** Opening Material supplied block **

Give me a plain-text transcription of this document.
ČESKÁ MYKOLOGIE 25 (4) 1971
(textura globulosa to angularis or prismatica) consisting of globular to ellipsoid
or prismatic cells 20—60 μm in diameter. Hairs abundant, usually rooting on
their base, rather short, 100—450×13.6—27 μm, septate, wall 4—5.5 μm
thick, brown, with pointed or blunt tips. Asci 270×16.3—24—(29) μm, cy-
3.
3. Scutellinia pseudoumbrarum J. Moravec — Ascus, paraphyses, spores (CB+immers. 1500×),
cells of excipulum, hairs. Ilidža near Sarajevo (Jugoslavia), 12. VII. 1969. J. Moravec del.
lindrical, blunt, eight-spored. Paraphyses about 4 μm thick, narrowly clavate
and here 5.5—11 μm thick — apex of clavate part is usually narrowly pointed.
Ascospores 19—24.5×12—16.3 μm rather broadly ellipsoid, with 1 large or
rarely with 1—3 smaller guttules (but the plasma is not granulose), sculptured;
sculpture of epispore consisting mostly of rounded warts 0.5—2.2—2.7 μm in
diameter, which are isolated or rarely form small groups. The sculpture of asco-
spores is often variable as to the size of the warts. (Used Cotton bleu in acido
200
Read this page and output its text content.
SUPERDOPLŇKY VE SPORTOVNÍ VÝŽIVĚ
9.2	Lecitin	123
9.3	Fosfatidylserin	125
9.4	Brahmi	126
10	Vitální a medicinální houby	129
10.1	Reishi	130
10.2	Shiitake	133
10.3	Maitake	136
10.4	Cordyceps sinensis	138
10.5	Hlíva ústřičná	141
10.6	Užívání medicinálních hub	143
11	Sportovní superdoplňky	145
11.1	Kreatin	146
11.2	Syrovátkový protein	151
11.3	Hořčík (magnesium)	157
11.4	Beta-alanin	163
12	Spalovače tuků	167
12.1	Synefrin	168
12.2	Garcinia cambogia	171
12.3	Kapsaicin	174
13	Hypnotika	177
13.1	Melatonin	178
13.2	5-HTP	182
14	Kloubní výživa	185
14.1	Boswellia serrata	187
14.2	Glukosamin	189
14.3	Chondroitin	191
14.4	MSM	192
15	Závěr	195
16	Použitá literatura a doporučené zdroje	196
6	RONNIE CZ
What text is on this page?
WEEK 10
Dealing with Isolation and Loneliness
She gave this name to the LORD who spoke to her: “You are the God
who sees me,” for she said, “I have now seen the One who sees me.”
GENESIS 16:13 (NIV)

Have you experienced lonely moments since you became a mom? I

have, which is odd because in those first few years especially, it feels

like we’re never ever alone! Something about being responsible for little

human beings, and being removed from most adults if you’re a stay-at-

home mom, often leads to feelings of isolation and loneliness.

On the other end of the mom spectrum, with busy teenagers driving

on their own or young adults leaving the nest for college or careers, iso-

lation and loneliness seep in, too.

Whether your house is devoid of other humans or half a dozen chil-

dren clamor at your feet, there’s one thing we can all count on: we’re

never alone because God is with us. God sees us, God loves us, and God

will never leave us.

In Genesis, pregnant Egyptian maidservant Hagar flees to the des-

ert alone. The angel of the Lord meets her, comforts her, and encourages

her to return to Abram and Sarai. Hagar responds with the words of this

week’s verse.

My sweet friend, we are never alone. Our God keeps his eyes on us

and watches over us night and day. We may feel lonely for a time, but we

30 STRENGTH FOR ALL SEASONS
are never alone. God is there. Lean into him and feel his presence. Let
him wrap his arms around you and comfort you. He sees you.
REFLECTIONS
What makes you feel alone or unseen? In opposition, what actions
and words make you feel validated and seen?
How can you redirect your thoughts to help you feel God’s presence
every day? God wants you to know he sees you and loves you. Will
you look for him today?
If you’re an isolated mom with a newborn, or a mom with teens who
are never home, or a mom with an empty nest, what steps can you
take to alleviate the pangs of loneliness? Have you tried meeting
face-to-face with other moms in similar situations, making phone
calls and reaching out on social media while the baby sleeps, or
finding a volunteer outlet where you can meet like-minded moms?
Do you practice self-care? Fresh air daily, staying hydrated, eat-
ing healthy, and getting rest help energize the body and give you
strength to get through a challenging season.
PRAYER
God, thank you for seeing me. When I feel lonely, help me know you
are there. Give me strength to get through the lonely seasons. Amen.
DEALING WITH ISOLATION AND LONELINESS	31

** Closing Material supplied block **

Exercise aim -
Recopy the entries above in their entirety, exactly.

Completed exercise -
Give me a plain-text transcription of this document.
ČESKÁ MYKOLOGIE 25 (4) 1971
(textura globulosa to angularis or prismatica) consisting of globular to ellipsoid
or prismatic cells 20—60 μm in diameter. Hairs abundant, usually rooting on
their base, rather short, 100—450×13.6—27 μm, septate, wall 4—5.5 μm
thick, brown, with pointed or blunt tips. Asci 270×16.3—24—(29) μm, cy-
3.
3. Scutellinia pseudoumbrarum J. Moravec — Ascus, paraphyses, spores (CB+immers. 1500×),
cells of excipulum, hairs. Ilidža near Sarajevo (Jugoslavia), 12. VII. 1969. J. Moravec del.
lindrical, blunt, eight-spored. Paraphyses about 4 μm thick, narrowly clavate
and here 5.5—11 μm thick — apex of clavate part is usually narrowly pointed.
Ascospores 19—24.5×12—16.3 μm rather broadly ellipsoid, with 1 large or
rarely with 1—3 smaller guttules (but the plasma is not granulose), sculptured;
sculpture of epispore consisting mostly of rounded warts 0.5—2.2—2.7 μm in
diameter, which are isolated or rarely form small groups. The sculpture of asco-
spores is often variable as to the size of the warts. (Used Cotton bleu in acido
200
Read this page and output its text content.
SUPERDOPLŇKY VE SPORTOVNÍ VÝŽIVĚ
9.2	Lecitin	123
9.3	Fosfatidylserin	125
9.4	Brahmi	126
10	Vitální a medicinální houby	129
10.1	Reishi	130
10.2	Shiitake	133
10.3	Maitake	136
10.4	Cordyceps sinensis	138
10.5	Hlíva ústřičná	141
10.6	Užívání medicinálních hub	143
11	Sportovní superdoplňky	145
11.1	Kreatin	146
11.2	Syrovátkový protein	151
11.3	Hořčík (magnesium)	157
11.4	Beta-alanin	163
12	Spalovače tuků	167
12.1	Synefrin	168
12.2	Garcinia cambogia	171
12.3	Kapsaicin	174
13	Hypnotika	177
13.1	Melatonin	178
13.2	5-HTP	182
14	Kloubní výživa	185
14.1	Boswellia serrata	187
14.2	Glukosamin	189
14.3	Chondroitin	191
14.4	MSM	192
15	Závěr	195
16	Použitá literatura a doporučené zdroje	196
6	RONNIE CZ
What text is on this page?
WEEK 10
Dealing with Isolation and Loneliness
She gave this name to the LORD who spoke to her: “You are the God
who sees me,” for she said, “I have now seen the One who sees me.”
GENESIS 16:13 (NIV)

Have you experienced lonely moments since you became a mom? I

have, which is odd because in those first few years especially, it feels

like we’re never ever alone! Something about being responsible for little

human beings, and being removed from most adults if you’re a stay-at-

home mom, often leads to feelings of isolation and loneliness.

On the other end of the mom spectrum, with busy teenagers driving

on their own or young adults leaving the nest for college or careers, iso-

lation and loneliness seep in, too.

Whether your house is devoid of other humans or half a dozen chil-

dren clamor at your feet, there’s one thing we can all count on: we’re

never alone because God is with us. God sees us, God loves us, and God

will never leave us.

In Genesis, pregnant Egyptian maidservant Hagar flees to the des-

ert alone. The angel of the Lord meets her, comforts her, and encourages

her to return to Abram and Sarai. Hagar responds with the words of this

week’s verse.

My sweet friend, we are never alone. Our God keeps his eyes on us

and watches over us night and day. We may feel lonely for a time, but we

30 STRENGTH FOR ALL SEASONS
are never alone. God is there. Lean into him and feel his presence. Let
him wrap his arms around you and comfort you. He sees you.
REFLECTIONS
What makes you feel alone or unseen? In opposition, what actions
and words make you feel validated and seen?
How can you redirect your thoughts to help you feel God’s presence
every day? God wants you to know he sees you and loves you. Will
you look for him today?
If you’re an isolated mom with a newborn, or a mom with teens who
are never home, or a mom with an empty nest, what steps can you
take to alleviate the pangs of loneliness? Have you tried meeting
face-to-face with other moms in similar situations, making phone
calls and reaching out on social media while the baby sleeps, or
finding a volunteer outlet where you can meet like-minded moms?
Do you practice self-care? Fresh air daily, staying hydrated, eat-
ing healthy, and getting rest help energize the body and give you
strength to get through a challenging season.
PRAYER
God, thank you for seeing me. When I feel lonely, help me know you
are there. Give me strength to get through the lonely seasons. Amen.
DEALING WITH ISOLATION AND LONELINESS	31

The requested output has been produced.